EXERCISE DETAILS:
From the listing below, pull out the lines that hold "KIRIM".

[Items from a dataset]
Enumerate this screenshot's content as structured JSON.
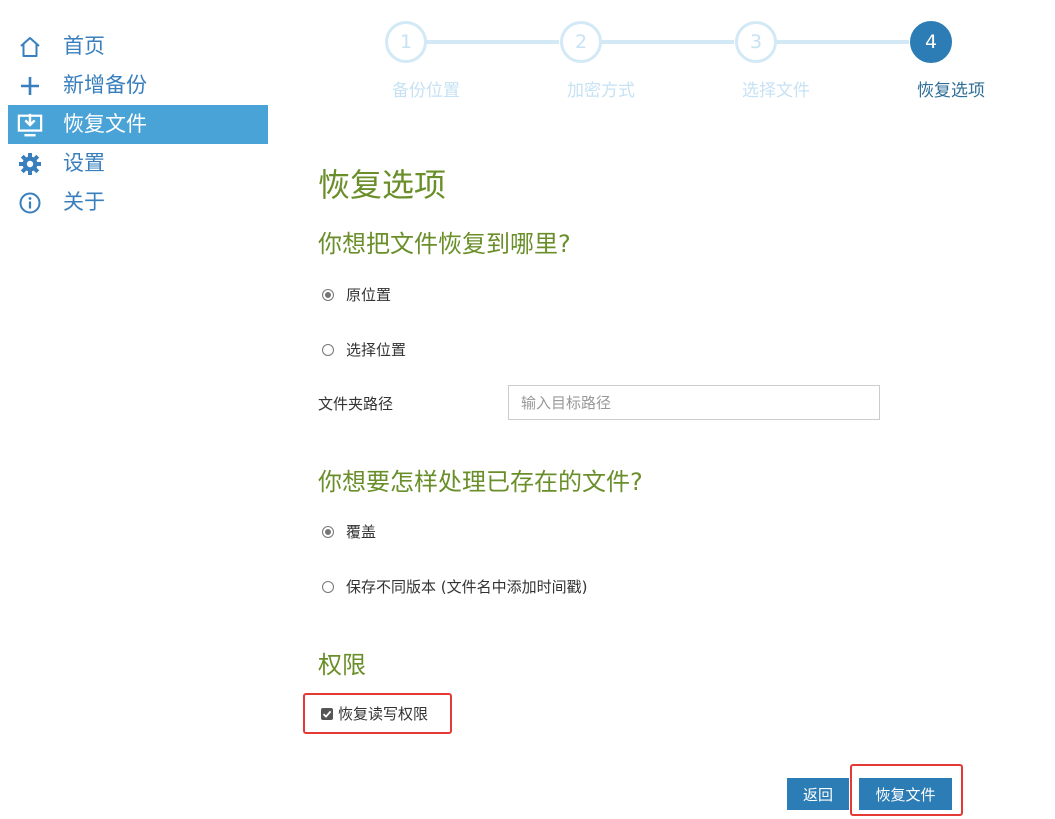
{
  "sidebar": {
    "items": [
      {
        "label": "首页",
        "icon": "home-icon"
      },
      {
        "label": "新增备份",
        "icon": "plus-icon"
      },
      {
        "label": "恢复文件",
        "icon": "restore-icon",
        "active": true
      },
      {
        "label": "设置",
        "icon": "gear-icon"
      },
      {
        "label": "关于",
        "icon": "info-icon"
      }
    ]
  },
  "stepper": {
    "steps": [
      {
        "number": "1",
        "label": "备份位置"
      },
      {
        "number": "2",
        "label": "加密方式"
      },
      {
        "number": "3",
        "label": "选择文件"
      },
      {
        "number": "4",
        "label": "恢复选项",
        "current": true
      }
    ]
  },
  "page": {
    "title": "恢复选项",
    "location_question": "你想把文件恢复到哪里?",
    "location_options": [
      "原位置",
      "选择位置"
    ],
    "location_selected": "原位置",
    "folder_path_label": "文件夹路径",
    "folder_path_placeholder": "输入目标路径",
    "folder_path_value": "",
    "existing_question": "你想要怎样处理已存在的文件?",
    "existing_options": [
      "覆盖",
      "保存不同版本 (文件名中添加时间戳)"
    ],
    "existing_selected": "覆盖",
    "permissions_heading": "权限",
    "restore_permissions_label": "恢复读写权限",
    "restore_permissions_checked": true
  },
  "buttons": {
    "back": "返回",
    "restore": "恢复文件"
  },
  "colors": {
    "accent": "#2c7cb5",
    "sidebar_active": "#4aa3d6",
    "heading_green": "#6a8f2a",
    "highlight_red": "#e53935"
  }
}
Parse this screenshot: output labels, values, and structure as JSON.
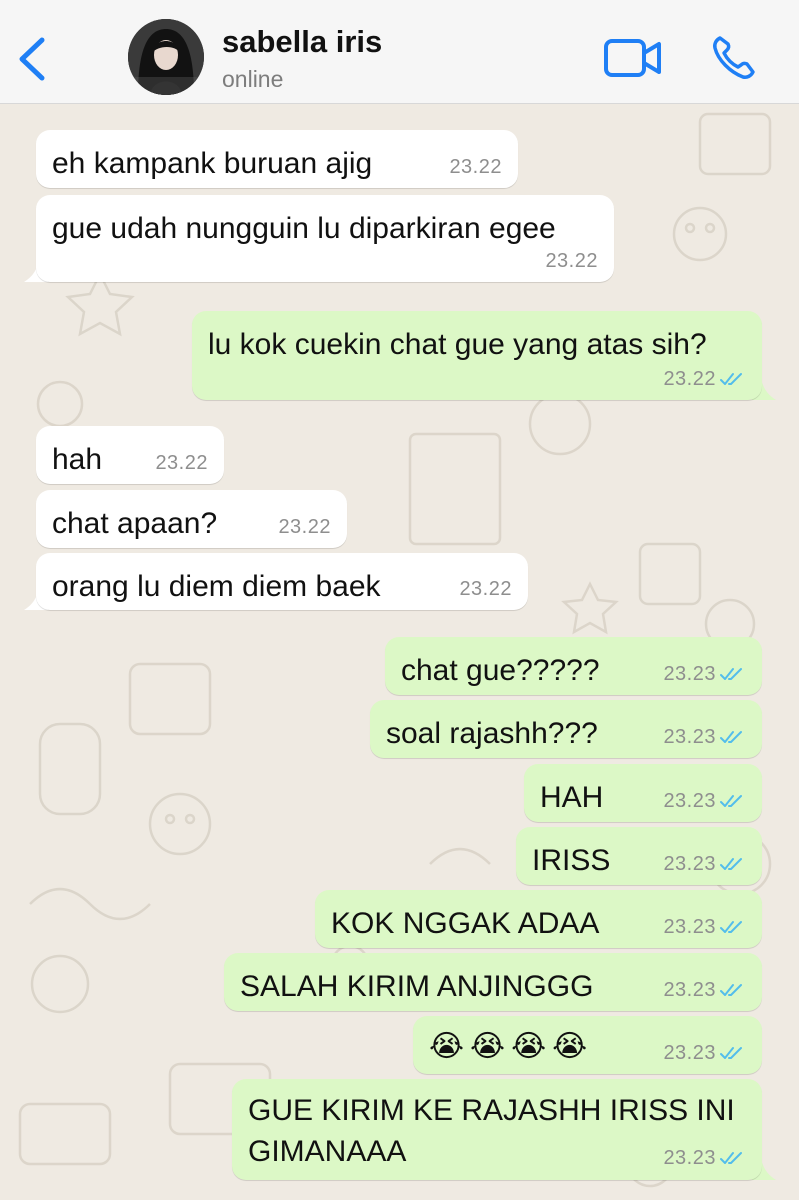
{
  "header": {
    "contact_name": "sabella iris",
    "status": "online"
  },
  "messages": [
    {
      "dir": "in",
      "text": "eh kampank buruan ajig",
      "time": "23.22"
    },
    {
      "dir": "in",
      "text": "gue udah nungguin lu diparkiran egee",
      "time": "23.22"
    },
    {
      "dir": "out",
      "text": "lu kok cuekin chat gue yang atas sih?",
      "time": "23.22",
      "status": "read"
    },
    {
      "dir": "in",
      "text": "hah",
      "time": "23.22"
    },
    {
      "dir": "in",
      "text": "chat apaan?",
      "time": "23.22"
    },
    {
      "dir": "in",
      "text": "orang lu diem diem baek",
      "time": "23.22"
    },
    {
      "dir": "out",
      "text": "chat gue?????",
      "time": "23.23",
      "status": "read"
    },
    {
      "dir": "out",
      "text": "soal rajashh???",
      "time": "23.23",
      "status": "read"
    },
    {
      "dir": "out",
      "text": "HAH",
      "time": "23.23",
      "status": "read"
    },
    {
      "dir": "out",
      "text": "IRISS",
      "time": "23.23",
      "status": "read"
    },
    {
      "dir": "out",
      "text": "KOK NGGAK ADAA",
      "time": "23.23",
      "status": "read"
    },
    {
      "dir": "out",
      "text": "SALAH KIRIM ANJINGGG",
      "time": "23.23",
      "status": "read"
    },
    {
      "dir": "out",
      "text": "😭😭😭😭",
      "time": "23.23",
      "status": "read"
    },
    {
      "dir": "out",
      "text": "GUE KIRIM KE RAJASHH IRISS INI GIMANAAA",
      "time": "23.23",
      "status": "read"
    }
  ],
  "colors": {
    "accent": "#1f7ff5",
    "incoming_bubble": "#ffffff",
    "outgoing_bubble": "#dcf8c6",
    "read_ticks": "#53bdeb",
    "wallpaper": "#efeae2"
  },
  "icons": {
    "back": "chevron-left-icon",
    "video": "video-camera-icon",
    "call": "phone-icon",
    "read_receipt": "double-check-icon"
  }
}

ANSWER:
      "text": "SALAH KIRIM ANJINGGG",
      "text": "GUE KIRIM KE RAJASHH IRISS INI GIMANAAA",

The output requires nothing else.